What you will do →
Locate the lines of the listing below that hold "Legii", then copy each of them.
Segment Open
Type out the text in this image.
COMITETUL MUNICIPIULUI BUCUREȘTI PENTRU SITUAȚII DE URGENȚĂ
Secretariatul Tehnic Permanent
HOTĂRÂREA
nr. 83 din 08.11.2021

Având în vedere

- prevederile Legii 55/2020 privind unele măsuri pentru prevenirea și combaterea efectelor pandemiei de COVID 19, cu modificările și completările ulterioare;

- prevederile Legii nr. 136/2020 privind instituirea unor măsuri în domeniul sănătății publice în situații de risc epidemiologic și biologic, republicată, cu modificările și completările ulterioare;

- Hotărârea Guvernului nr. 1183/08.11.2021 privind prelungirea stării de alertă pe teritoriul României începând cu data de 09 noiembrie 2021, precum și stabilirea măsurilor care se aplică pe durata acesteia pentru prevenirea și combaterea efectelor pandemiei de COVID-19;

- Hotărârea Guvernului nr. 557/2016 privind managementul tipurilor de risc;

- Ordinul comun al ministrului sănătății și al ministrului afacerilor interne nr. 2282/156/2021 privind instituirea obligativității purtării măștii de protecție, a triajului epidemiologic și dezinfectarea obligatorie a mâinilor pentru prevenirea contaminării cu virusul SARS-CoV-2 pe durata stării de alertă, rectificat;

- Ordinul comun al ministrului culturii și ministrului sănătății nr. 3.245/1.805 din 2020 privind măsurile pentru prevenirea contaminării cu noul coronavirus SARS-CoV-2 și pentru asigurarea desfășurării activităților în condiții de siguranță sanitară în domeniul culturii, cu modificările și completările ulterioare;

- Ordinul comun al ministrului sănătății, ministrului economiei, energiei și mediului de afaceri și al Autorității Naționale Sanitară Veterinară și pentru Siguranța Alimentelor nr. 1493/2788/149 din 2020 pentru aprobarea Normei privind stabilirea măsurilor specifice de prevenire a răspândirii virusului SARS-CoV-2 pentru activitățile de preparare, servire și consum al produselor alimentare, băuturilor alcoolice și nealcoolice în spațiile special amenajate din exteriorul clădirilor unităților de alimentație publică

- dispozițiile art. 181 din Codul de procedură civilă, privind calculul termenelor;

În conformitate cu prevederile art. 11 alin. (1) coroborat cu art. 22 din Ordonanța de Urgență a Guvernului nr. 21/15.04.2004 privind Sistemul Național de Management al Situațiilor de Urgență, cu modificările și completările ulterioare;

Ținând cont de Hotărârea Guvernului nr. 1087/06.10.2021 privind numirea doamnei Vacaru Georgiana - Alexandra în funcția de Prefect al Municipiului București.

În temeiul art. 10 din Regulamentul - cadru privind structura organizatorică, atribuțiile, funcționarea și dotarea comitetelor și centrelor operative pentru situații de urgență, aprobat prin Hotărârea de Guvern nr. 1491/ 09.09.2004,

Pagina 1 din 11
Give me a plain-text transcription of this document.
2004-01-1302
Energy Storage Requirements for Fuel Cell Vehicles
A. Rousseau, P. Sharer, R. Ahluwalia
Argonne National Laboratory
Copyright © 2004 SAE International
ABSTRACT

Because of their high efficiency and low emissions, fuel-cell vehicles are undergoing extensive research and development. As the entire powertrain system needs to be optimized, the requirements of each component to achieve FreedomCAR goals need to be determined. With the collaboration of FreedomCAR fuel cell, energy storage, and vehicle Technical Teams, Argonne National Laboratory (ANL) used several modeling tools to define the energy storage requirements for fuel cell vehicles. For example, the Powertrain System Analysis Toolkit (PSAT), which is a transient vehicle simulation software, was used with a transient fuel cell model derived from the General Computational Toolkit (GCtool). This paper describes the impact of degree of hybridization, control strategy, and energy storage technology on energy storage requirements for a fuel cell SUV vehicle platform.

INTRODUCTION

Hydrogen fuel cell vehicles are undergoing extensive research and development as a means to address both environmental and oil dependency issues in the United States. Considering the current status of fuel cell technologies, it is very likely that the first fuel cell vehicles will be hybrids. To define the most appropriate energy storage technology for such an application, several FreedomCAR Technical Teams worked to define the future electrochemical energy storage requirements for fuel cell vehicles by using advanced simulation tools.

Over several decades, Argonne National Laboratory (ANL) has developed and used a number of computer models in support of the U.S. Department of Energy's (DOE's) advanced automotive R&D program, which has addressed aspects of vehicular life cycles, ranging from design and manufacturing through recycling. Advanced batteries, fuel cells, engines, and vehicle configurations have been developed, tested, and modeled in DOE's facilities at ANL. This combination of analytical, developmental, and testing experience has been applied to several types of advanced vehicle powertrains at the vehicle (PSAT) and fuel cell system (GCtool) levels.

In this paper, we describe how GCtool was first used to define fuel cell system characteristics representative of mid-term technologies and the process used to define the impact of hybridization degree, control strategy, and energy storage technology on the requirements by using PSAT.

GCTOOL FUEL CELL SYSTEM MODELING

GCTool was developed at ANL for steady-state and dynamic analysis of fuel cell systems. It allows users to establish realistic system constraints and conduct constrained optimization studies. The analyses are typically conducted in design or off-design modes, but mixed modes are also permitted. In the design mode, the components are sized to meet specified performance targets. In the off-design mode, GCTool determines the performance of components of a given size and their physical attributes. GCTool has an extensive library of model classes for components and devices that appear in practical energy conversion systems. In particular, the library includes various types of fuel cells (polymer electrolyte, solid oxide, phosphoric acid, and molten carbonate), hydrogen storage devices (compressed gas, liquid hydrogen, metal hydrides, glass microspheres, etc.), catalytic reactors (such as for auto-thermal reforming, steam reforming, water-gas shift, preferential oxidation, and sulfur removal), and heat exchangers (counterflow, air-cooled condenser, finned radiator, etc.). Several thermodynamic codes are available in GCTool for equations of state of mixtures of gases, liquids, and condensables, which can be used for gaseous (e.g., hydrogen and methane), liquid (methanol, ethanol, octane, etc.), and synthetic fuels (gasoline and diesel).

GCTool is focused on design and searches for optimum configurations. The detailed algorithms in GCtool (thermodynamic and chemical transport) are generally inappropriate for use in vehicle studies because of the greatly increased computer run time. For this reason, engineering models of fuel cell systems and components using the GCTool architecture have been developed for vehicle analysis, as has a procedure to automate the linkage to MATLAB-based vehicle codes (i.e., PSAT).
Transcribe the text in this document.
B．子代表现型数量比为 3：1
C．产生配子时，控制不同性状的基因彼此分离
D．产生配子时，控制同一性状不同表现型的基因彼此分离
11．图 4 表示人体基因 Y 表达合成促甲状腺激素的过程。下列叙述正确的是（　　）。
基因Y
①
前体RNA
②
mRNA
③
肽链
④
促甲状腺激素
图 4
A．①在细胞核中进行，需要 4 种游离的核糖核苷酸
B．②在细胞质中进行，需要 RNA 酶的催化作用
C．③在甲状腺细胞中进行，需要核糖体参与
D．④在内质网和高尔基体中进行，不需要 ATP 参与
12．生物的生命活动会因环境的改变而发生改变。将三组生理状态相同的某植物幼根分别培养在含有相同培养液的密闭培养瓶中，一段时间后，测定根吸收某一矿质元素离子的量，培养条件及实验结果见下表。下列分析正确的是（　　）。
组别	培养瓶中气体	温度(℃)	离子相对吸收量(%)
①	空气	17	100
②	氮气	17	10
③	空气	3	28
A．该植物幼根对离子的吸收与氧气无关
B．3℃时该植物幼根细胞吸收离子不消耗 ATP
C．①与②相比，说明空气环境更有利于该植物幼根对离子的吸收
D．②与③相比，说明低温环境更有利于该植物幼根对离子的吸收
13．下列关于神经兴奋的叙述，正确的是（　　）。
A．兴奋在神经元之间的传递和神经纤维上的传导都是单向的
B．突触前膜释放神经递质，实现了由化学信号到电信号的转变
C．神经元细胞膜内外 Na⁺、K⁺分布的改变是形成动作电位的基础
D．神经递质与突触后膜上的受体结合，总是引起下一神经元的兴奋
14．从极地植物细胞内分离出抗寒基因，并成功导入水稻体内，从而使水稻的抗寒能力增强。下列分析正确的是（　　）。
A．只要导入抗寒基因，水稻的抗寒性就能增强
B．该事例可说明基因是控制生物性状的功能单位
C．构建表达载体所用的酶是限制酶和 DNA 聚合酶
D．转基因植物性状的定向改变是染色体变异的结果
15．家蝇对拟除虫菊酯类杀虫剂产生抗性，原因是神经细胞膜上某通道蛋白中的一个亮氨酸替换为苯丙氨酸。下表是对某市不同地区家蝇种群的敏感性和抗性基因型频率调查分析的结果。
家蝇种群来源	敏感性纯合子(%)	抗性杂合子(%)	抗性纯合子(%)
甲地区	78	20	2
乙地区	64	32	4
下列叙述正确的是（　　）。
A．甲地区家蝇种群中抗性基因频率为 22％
Segment Closed
Finished task →
- prevederile Legii 55/2020 privind unele măsuri pentru prevenirea și combaterea efectelor pandemiei de COVID 19, cu modificările și completările ulterioare;
- prevederile Legii nr. 136/2020 privind instituirea unor măsuri în domeniul sănătății publice în situații de risc epidemiologic și biologic, republicată, cu modificările și completările ulterioare;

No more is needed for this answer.